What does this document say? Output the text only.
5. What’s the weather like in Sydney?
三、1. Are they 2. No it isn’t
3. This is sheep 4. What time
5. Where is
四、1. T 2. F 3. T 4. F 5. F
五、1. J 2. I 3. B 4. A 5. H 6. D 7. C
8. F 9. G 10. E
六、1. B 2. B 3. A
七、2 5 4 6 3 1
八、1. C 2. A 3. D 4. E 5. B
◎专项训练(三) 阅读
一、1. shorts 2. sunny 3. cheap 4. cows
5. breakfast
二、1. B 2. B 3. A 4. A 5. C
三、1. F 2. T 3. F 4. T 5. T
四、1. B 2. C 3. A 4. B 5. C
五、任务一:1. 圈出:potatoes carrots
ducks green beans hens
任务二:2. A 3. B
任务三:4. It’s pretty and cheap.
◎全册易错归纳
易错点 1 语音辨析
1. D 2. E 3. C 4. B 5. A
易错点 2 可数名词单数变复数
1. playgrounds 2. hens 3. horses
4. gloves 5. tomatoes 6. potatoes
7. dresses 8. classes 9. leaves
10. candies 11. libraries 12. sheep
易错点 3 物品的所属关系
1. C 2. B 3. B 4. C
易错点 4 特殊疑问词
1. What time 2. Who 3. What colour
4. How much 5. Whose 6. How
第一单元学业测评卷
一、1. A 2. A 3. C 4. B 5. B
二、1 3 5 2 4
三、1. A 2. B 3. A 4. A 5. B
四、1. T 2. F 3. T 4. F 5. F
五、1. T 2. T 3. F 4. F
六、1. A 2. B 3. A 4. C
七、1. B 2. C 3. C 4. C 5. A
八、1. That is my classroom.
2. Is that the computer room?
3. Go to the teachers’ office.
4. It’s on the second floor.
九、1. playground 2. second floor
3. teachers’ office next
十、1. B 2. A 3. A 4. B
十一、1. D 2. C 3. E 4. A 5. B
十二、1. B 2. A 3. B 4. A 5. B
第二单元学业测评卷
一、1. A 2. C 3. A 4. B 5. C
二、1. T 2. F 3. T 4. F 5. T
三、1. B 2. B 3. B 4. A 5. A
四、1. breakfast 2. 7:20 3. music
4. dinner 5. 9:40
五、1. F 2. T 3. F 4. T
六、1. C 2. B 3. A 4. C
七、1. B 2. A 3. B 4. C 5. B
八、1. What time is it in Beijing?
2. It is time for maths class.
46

========

In how many lines does the word "time" appear? Respond with the number alone.

_Solved problem_
4